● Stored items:
%%

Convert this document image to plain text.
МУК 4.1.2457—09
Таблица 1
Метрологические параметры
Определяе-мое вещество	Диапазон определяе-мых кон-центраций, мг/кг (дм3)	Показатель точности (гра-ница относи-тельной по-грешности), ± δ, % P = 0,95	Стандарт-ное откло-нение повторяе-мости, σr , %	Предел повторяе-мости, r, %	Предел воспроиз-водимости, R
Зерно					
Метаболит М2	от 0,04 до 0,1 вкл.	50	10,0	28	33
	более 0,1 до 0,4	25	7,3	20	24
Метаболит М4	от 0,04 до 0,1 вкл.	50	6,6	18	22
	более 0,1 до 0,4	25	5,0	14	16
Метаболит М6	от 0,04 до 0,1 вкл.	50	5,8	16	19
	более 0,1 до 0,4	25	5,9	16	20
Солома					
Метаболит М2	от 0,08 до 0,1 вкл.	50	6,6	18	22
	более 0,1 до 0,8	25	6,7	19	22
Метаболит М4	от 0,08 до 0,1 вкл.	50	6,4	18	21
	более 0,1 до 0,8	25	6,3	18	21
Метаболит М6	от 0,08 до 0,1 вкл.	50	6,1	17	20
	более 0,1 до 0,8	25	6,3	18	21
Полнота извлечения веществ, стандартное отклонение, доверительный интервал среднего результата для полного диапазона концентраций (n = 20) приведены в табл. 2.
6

%%

● Objective: Provide all the records again, word for word.

● Result for this exercise:
Convert this document image to plain text.
МУК 4.1.2457—09
Таблица 1
Метрологические параметры
Определяе-мое вещество	Диапазон определяе-мых кон-центраций, мг/кг (дм3)	Показатель точности (гра-ница относи-тельной по-грешности), ± δ, % P = 0,95	Стандарт-ное откло-нение повторяе-мости, σr , %	Предел повторяе-мости, r, %	Предел воспроиз-водимости, R
Зерно					
Метаболит М2	от 0,04 до 0,1 вкл.	50	10,0	28	33
	более 0,1 до 0,4	25	7,3	20	24
Метаболит М4	от 0,04 до 0,1 вкл.	50	6,6	18	22
	более 0,1 до 0,4	25	5,0	14	16
Метаболит М6	от 0,04 до 0,1 вкл.	50	5,8	16	19
	более 0,1 до 0,4	25	5,9	16	20
Солома					
Метаболит М2	от 0,08 до 0,1 вкл.	50	6,6	18	22
	более 0,1 до 0,8	25	6,7	19	22
Метаболит М4	от 0,08 до 0,1 вкл.	50	6,4	18	21
	более 0,1 до 0,8	25	6,3	18	21
Метаболит М6	от 0,08 до 0,1 вкл.	50	6,1	17	20
	более 0,1 до 0,8	25	6,3	18	21
Полнота извлечения веществ, стандартное отклонение, доверительный интервал среднего результата для полного диапазона концентраций (n = 20) приведены в табл. 2.
6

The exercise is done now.